-- Direction --
Only the lines from the one containing "What text is on this page?" to the end of the records belong in the output; print them exactly.

-- Provided records --
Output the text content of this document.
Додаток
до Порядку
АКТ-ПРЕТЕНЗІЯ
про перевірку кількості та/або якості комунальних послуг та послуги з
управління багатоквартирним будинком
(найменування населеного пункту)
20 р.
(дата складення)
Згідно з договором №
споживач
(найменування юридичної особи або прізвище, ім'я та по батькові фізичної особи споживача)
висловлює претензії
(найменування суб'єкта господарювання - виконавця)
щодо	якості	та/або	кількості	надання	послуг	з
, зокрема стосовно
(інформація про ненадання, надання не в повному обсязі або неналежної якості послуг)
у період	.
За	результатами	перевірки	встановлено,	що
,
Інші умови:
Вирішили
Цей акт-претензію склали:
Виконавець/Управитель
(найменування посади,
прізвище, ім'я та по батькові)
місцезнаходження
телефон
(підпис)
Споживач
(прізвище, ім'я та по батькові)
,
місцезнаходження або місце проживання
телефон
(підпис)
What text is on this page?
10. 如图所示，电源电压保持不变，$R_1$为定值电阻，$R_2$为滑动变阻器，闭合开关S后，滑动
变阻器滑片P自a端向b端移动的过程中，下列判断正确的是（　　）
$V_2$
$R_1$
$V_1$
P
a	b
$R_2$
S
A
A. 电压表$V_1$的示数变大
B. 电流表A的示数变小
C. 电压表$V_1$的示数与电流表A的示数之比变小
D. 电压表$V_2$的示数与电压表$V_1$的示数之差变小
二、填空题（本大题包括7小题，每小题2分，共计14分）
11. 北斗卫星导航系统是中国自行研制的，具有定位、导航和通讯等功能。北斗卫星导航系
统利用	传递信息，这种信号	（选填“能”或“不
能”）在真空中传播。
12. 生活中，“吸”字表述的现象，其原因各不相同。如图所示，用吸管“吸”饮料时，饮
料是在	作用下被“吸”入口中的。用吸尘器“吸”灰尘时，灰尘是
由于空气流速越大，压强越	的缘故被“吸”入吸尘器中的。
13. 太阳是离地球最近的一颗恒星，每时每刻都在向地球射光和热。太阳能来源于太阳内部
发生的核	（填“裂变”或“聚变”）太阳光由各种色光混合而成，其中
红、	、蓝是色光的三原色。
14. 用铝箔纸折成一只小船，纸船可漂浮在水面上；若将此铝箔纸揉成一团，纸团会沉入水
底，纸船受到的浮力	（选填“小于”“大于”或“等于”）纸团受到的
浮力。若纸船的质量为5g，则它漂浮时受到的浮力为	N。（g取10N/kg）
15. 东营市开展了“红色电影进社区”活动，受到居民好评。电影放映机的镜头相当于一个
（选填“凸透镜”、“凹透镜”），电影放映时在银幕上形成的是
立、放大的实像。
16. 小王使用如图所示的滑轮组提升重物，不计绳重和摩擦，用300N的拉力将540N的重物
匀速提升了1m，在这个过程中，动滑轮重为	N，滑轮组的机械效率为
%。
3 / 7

-- Reply --
What text is on this page?
10. 如图所示，电源电压保持不变，$R_1$为定值电阻，$R_2$为滑动变阻器，闭合开关S后，滑动
变阻器滑片P自a端向b端移动的过程中，下列判断正确的是（　　）
$V_2$
$R_1$
$V_1$
P
a	b
$R_2$
S
A
A. 电压表$V_1$的示数变大
B. 电流表A的示数变小
C. 电压表$V_1$的示数与电流表A的示数之比变小
D. 电压表$V_2$的示数与电压表$V_1$的示数之差变小
二、填空题（本大题包括7小题，每小题2分，共计14分）
11. 北斗卫星导航系统是中国自行研制的，具有定位、导航和通讯等功能。北斗卫星导航系
统利用	传递信息，这种信号	（选填“能”或“不
能”）在真空中传播。
12. 生活中，“吸”字表述的现象，其原因各不相同。如图所示，用吸管“吸”饮料时，饮
料是在	作用下被“吸”入口中的。用吸尘器“吸”灰尘时，灰尘是
由于空气流速越大，压强越	的缘故被“吸”入吸尘器中的。
13. 太阳是离地球最近的一颗恒星，每时每刻都在向地球射光和热。太阳能来源于太阳内部
发生的核	（填“裂变”或“聚变”）太阳光由各种色光混合而成，其中
红、	、蓝是色光的三原色。
14. 用铝箔纸折成一只小船，纸船可漂浮在水面上；若将此铝箔纸揉成一团，纸团会沉入水
底，纸船受到的浮力	（选填“小于”“大于”或“等于”）纸团受到的
浮力。若纸船的质量为5g，则它漂浮时受到的浮力为	N。（g取10N/kg）
15. 东营市开展了“红色电影进社区”活动，受到居民好评。电影放映机的镜头相当于一个
（选填“凸透镜”、“凹透镜”），电影放映时在银幕上形成的是
立、放大的实像。
16. 小王使用如图所示的滑轮组提升重物，不计绳重和摩擦，用300N的拉力将540N的重物
匀速提升了1m，在这个过程中，动滑轮重为	N，滑轮组的机械效率为
%。
3 / 7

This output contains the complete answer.